5.2. The Influence of the User’s Social Information to Similar Users

First, we divide the 10001 users into groups, each group consisting of two users, and then we get 50005000 similarity computing groups. For each group of users, according to the calculation process described in this paper, age similarity, gender similarity, label similarity, following similarity, fan similarity, forwarding similarity, pointing similarity, comment similarity, rating similarity, and interest similarity are calculated, respectively, as shown in Figures 36.

As can be seen from the data in Figure 3, the ratio of male to female in the experimental data is close to 1:1, and the age difference is moderate, but the label has a large difference. From the data in Figure 4, the fan information is more difficult to reflect the similarity between users than the information of interest. As is shown in Figure 5, the similarity of forwarding behavior in user behavior accounts for a large proportion. As is shown in Figure 6, the rating information can also be regarded as a kind of user interest, but compared with the keywords extracted in the experimental data and the interest extracted from the classification, it does not reflect the similarity of interest between users. This is due to the large number of microblogs, and the related microblog content cannot be browsed by the user, resulting in the inability to obtain the rating. Therefore, analyzing user interests according to their keywords and their related classifications in a user’s limited page views can alleviate such problems.

According to the similarity information calculated above, we use the personal description information, relationship information, behavior information, and interest information to perform the selection calculation of similar users and then find the fusion parameters in each piece of information. The evaluation criteria of similar users are based on the user’s own followers. The description is as follows: select one user from the experimental users and calculate the similarity for the other users. The descending sequence of similarity values is taken as the user ’s similar user sequence. Use the user ’s own followers as the correct collection. The similar user sequence is valued from 5 to 40 according to Top-N, and combined with the user set, the map (Mean Average Precision) calculation is performed [16], and the formula is as follows:

In this formula, represents the number of experimental user sets; represents the number of elements included in the correct recommendation set of user when the recommendation number is N. represents the first N similar user sets. represents the ranking of the i-th correct content in the similar user sets.

Taking behavior information as an example, according to the fusion calculation methods, described in this paper that the coefficients of the three kinds of data included in the behavior information are valued in the range of 0.1 to 0.8, ensuring that each coefficient is greater than 0 and the sum of the three coefficients is 1. When Top-N takes 40, the average map value image of all experimental users is shown in Figure 7.

The horizontal axis represents the coefficient. From top to bottom, they are the coefficient of point information, forwarding information, and comment information. As shown in the graph, finding similar users based on behavior information is mainly affected by the similarity of the forwarding information. Each peak is generated when the forwarding information coefficient has a larger value, and each trough is generated when the forwarding information coefficient is the smallest.

#### REQUESTS
1) Condense the paragraph of the extract that begins "The horizontal axis represents the coefficient" into a short bulleted list, keeping its main facts.
2) Transcribe the extract word for word, starting with "5.2. The Influence" and going on through "in Figures 36.".

#### LISTING
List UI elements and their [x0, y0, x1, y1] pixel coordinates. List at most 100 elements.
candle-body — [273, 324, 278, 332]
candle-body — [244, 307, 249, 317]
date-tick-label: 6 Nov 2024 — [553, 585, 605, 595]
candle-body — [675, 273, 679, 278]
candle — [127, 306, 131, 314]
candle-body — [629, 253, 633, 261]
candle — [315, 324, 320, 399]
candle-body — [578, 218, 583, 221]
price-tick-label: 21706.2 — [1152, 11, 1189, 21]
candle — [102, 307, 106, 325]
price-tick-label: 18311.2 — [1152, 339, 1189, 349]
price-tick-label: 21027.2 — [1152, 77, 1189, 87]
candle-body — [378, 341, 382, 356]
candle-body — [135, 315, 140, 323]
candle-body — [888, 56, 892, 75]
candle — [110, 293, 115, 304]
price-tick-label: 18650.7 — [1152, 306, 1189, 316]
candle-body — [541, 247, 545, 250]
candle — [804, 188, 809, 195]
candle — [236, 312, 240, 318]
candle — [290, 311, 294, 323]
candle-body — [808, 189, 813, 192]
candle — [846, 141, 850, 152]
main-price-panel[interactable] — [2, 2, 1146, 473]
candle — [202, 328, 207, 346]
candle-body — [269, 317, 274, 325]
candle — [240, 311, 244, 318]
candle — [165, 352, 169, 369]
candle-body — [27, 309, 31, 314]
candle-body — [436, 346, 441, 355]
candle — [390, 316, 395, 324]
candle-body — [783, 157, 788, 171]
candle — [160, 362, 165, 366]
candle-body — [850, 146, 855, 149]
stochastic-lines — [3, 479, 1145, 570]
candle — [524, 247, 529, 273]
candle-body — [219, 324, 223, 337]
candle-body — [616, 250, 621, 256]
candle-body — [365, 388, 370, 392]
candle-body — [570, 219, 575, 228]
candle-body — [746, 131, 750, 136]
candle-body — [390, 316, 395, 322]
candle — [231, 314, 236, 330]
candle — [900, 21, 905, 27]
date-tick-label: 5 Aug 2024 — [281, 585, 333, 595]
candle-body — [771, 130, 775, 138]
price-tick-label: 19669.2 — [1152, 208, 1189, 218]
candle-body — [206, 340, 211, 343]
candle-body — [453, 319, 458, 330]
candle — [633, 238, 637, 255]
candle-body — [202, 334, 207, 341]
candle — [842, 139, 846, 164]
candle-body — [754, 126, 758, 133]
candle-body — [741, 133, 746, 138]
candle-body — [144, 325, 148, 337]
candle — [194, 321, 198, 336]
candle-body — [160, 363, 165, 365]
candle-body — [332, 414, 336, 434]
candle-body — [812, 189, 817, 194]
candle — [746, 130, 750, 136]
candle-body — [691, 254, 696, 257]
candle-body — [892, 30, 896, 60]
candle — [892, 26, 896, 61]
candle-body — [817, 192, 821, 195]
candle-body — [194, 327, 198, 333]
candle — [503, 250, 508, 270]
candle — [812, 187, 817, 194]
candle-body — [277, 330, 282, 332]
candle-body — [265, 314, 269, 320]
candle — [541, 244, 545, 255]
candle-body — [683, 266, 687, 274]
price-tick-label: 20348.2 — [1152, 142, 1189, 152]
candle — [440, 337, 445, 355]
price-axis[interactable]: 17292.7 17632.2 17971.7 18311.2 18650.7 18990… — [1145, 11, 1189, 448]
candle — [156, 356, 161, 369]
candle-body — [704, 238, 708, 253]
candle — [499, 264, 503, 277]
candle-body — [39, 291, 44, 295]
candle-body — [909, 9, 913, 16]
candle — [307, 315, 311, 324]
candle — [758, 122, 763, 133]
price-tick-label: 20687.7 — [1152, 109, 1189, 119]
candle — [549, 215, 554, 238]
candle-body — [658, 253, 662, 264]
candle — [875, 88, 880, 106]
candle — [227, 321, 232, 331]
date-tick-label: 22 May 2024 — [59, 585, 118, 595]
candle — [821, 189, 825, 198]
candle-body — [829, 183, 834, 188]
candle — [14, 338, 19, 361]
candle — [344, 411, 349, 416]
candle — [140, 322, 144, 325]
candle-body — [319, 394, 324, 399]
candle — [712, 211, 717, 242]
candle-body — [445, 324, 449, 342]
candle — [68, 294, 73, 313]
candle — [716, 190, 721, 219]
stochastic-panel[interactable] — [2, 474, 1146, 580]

#### OUTPUTS FOR THE TASKS
1)
- The horizontal axis shows the coefficients; from top to bottom they are for point information, forwarding information, and comment information.
- Finding similar users from behavior information depends mainly on the similarity of forwarding information.
- Each peak appears when the forwarding information coefficient is large.
- Each trough appears when the forwarding information coefficient is at its smallest.

2)
5.2. The Influence of the User’s Social Information to Similar Users

First, we divide the 10001 users into groups, each group consisting of two users, and then we get 50005000 similarity computing groups. For each group of users, according to the calculation process described in this paper, age similarity, gender similarity, label similarity, following similarity, fan similarity, forwarding similarity, pointing similarity, comment similarity, rating similarity, and interest similarity are calculated, respectively, as shown in Figures 36.